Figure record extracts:

>> BEGIN

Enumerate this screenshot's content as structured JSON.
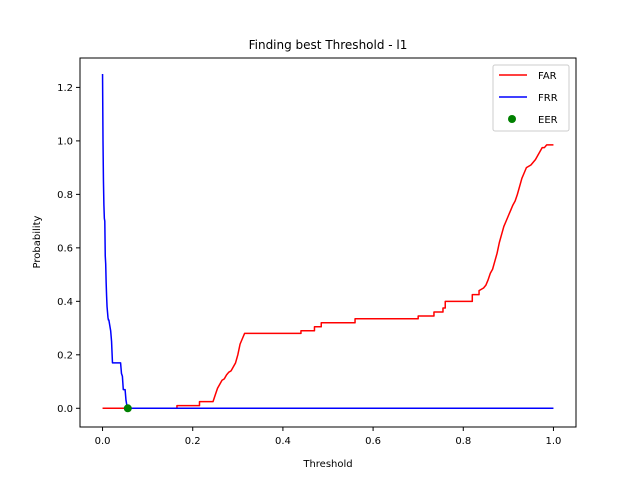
{
  "chart_data": {
    "type": "line",
    "title": "Finding best Threshold - l1",
    "xlabel": "Threshold",
    "ylabel": "Probability",
    "xlim": [
      -0.05,
      1.05
    ],
    "ylim": [
      -0.07,
      1.31
    ],
    "x_ticks": [
      0.0,
      0.2,
      0.4,
      0.6,
      0.8,
      1.0
    ],
    "x_tick_labels": [
      "0.0",
      "0.2",
      "0.4",
      "0.6",
      "0.8",
      "1.0"
    ],
    "y_ticks": [
      0.0,
      0.2,
      0.4,
      0.6,
      0.8,
      1.0,
      1.2
    ],
    "y_tick_labels": [
      "0.0",
      "0.2",
      "0.4",
      "0.6",
      "0.8",
      "1.0",
      "1.2"
    ],
    "grid": false,
    "legend_position": "top-right",
    "series": [
      {
        "name": "FAR",
        "kind": "line",
        "color": "#ff0000",
        "x": [
          0.0,
          0.05,
          0.1,
          0.165,
          0.165,
          0.215,
          0.215,
          0.245,
          0.25,
          0.255,
          0.26,
          0.265,
          0.27,
          0.275,
          0.28,
          0.285,
          0.29,
          0.295,
          0.3,
          0.305,
          0.31,
          0.315,
          0.32,
          0.44,
          0.44,
          0.47,
          0.47,
          0.485,
          0.485,
          0.56,
          0.56,
          0.7,
          0.7,
          0.735,
          0.735,
          0.755,
          0.755,
          0.76,
          0.76,
          0.82,
          0.82,
          0.835,
          0.835,
          0.845,
          0.85,
          0.855,
          0.86,
          0.865,
          0.87,
          0.875,
          0.88,
          0.885,
          0.89,
          0.895,
          0.9,
          0.905,
          0.91,
          0.915,
          0.92,
          0.925,
          0.93,
          0.935,
          0.94,
          0.95,
          0.96,
          0.965,
          0.97,
          0.975,
          0.98,
          0.985,
          0.99,
          1.0
        ],
        "y": [
          0.0,
          0.0,
          0.0,
          0.0,
          0.01,
          0.01,
          0.025,
          0.025,
          0.05,
          0.075,
          0.09,
          0.105,
          0.11,
          0.125,
          0.135,
          0.14,
          0.155,
          0.17,
          0.2,
          0.24,
          0.26,
          0.28,
          0.28,
          0.28,
          0.29,
          0.29,
          0.305,
          0.305,
          0.32,
          0.32,
          0.335,
          0.335,
          0.345,
          0.345,
          0.36,
          0.36,
          0.375,
          0.375,
          0.4,
          0.4,
          0.425,
          0.425,
          0.44,
          0.45,
          0.46,
          0.48,
          0.505,
          0.52,
          0.55,
          0.58,
          0.62,
          0.65,
          0.68,
          0.7,
          0.72,
          0.74,
          0.76,
          0.775,
          0.8,
          0.83,
          0.86,
          0.88,
          0.9,
          0.91,
          0.93,
          0.945,
          0.96,
          0.975,
          0.975,
          0.985,
          0.985,
          0.985
        ]
      },
      {
        "name": "FRR",
        "kind": "line",
        "color": "#0000ff",
        "x": [
          0.0,
          0.001,
          0.002,
          0.003,
          0.004,
          0.005,
          0.006,
          0.007,
          0.008,
          0.009,
          0.01,
          0.011,
          0.012,
          0.013,
          0.014,
          0.016,
          0.018,
          0.02,
          0.022,
          0.024,
          0.04,
          0.042,
          0.044,
          0.046,
          0.05,
          0.052,
          0.054,
          0.056,
          0.1,
          0.2,
          0.4,
          0.6,
          0.8,
          1.0
        ],
        "y": [
          1.25,
          1.0,
          0.85,
          0.76,
          0.71,
          0.7,
          0.57,
          0.54,
          0.47,
          0.42,
          0.38,
          0.36,
          0.34,
          0.33,
          0.33,
          0.31,
          0.29,
          0.25,
          0.17,
          0.17,
          0.17,
          0.13,
          0.12,
          0.07,
          0.07,
          0.03,
          0.01,
          0.0,
          0.0,
          0.0,
          0.0,
          0.0,
          0.0,
          0.0
        ]
      },
      {
        "name": "EER",
        "kind": "scatter",
        "color": "#008000",
        "x": [
          0.056
        ],
        "y": [
          0.0
        ]
      }
    ]
  }
}
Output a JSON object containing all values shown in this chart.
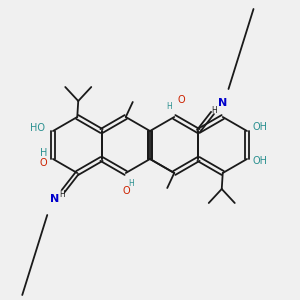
{
  "bg_color": "#f0f0f0",
  "bond_color": "#1a1a1a",
  "bond_lw": 1.3,
  "dbl_off": 0.022,
  "O_color": "#cc2200",
  "N_color": "#0000cc",
  "OH_color": "#2a9090",
  "figsize": [
    3.0,
    3.0
  ],
  "dpi": 100,
  "xlim": [
    -1.5,
    1.5
  ],
  "ylim": [
    -1.5,
    1.5
  ]
}
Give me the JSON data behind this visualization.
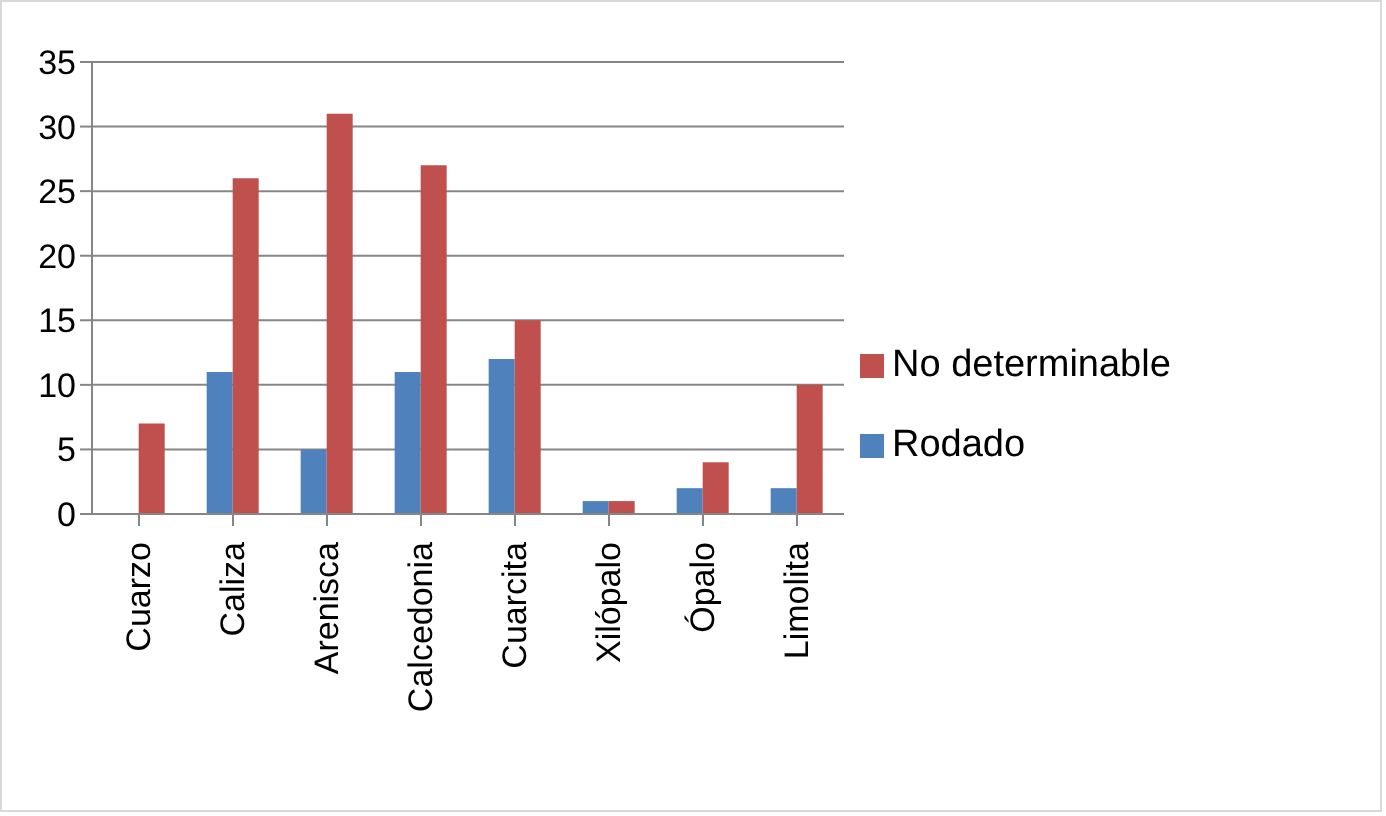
{
  "chart_data": {
    "type": "bar",
    "categories": [
      "Cuarzo",
      "Caliza",
      "Arenisca",
      "Calcedonia",
      "Cuarcita",
      "Xilópalo",
      "Ópalo",
      "Limolita"
    ],
    "series": [
      {
        "name": "Rodado",
        "color": "#4f81bd",
        "values": [
          0,
          11,
          5,
          11,
          12,
          1,
          2,
          2
        ]
      },
      {
        "name": "No determinable",
        "color": "#c0504d",
        "values": [
          7,
          26,
          31,
          27,
          15,
          1,
          4,
          10
        ]
      }
    ],
    "ylim": [
      0,
      35
    ],
    "yticks": [
      0,
      5,
      10,
      15,
      20,
      25,
      30,
      35
    ],
    "grid": "y",
    "legend": "right"
  }
}
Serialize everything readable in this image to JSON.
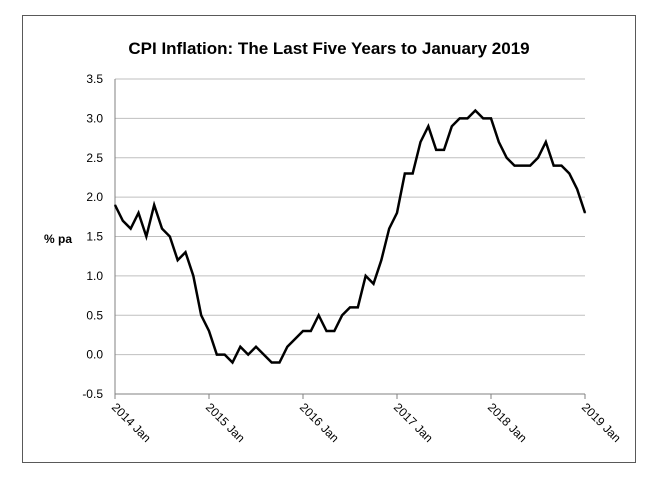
{
  "chart_data": {
    "type": "line",
    "title": "CPI Inflation: The Last Five Years to January 2019",
    "xlabel": "",
    "ylabel": "% pa",
    "ylim": [
      -0.5,
      3.5
    ],
    "yticks": [
      "3.5",
      "3.0",
      "2.5",
      "2.0",
      "1.5",
      "1.0",
      "0.5",
      "0.0",
      "-0.5"
    ],
    "xticks": [
      "2014 Jan",
      "2015 Jan",
      "2016 Jan",
      "2017 Jan",
      "2018 Jan",
      "2019 Jan"
    ],
    "grid": true,
    "legend": "none",
    "line_color": "#000000",
    "series": [
      {
        "x": [
          "2014-01",
          "2014-02",
          "2014-03",
          "2014-04",
          "2014-05",
          "2014-06",
          "2014-07",
          "2014-08",
          "2014-09",
          "2014-10",
          "2014-11",
          "2014-12",
          "2015-01",
          "2015-02",
          "2015-03",
          "2015-04",
          "2015-05",
          "2015-06",
          "2015-07",
          "2015-08",
          "2015-09",
          "2015-10",
          "2015-11",
          "2015-12",
          "2016-01",
          "2016-02",
          "2016-03",
          "2016-04",
          "2016-05",
          "2016-06",
          "2016-07",
          "2016-08",
          "2016-09",
          "2016-10",
          "2016-11",
          "2016-12",
          "2017-01",
          "2017-02",
          "2017-03",
          "2017-04",
          "2017-05",
          "2017-06",
          "2017-07",
          "2017-08",
          "2017-09",
          "2017-10",
          "2017-11",
          "2017-12",
          "2018-01",
          "2018-02",
          "2018-03",
          "2018-04",
          "2018-05",
          "2018-06",
          "2018-07",
          "2018-08",
          "2018-09",
          "2018-10",
          "2018-11",
          "2018-12",
          "2019-01"
        ],
        "values": [
          1.9,
          1.7,
          1.6,
          1.8,
          1.5,
          1.9,
          1.6,
          1.5,
          1.2,
          1.3,
          1.0,
          0.5,
          0.3,
          0.0,
          0.0,
          -0.1,
          0.1,
          0.0,
          0.1,
          0.0,
          -0.1,
          -0.1,
          0.1,
          0.2,
          0.3,
          0.3,
          0.5,
          0.3,
          0.3,
          0.5,
          0.6,
          0.6,
          1.0,
          0.9,
          1.2,
          1.6,
          1.8,
          2.3,
          2.3,
          2.7,
          2.9,
          2.6,
          2.6,
          2.9,
          3.0,
          3.0,
          3.1,
          3.0,
          3.0,
          2.7,
          2.5,
          2.4,
          2.4,
          2.4,
          2.5,
          2.7,
          2.4,
          2.4,
          2.3,
          2.1,
          1.8
        ]
      }
    ]
  }
}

>> END

SET TASK: Find the lines containing "Threshold" and pull them out.

PROBLEM SOLUTION:
    "title": "Finding best Threshold - l1",
    "xlabel": "Threshold",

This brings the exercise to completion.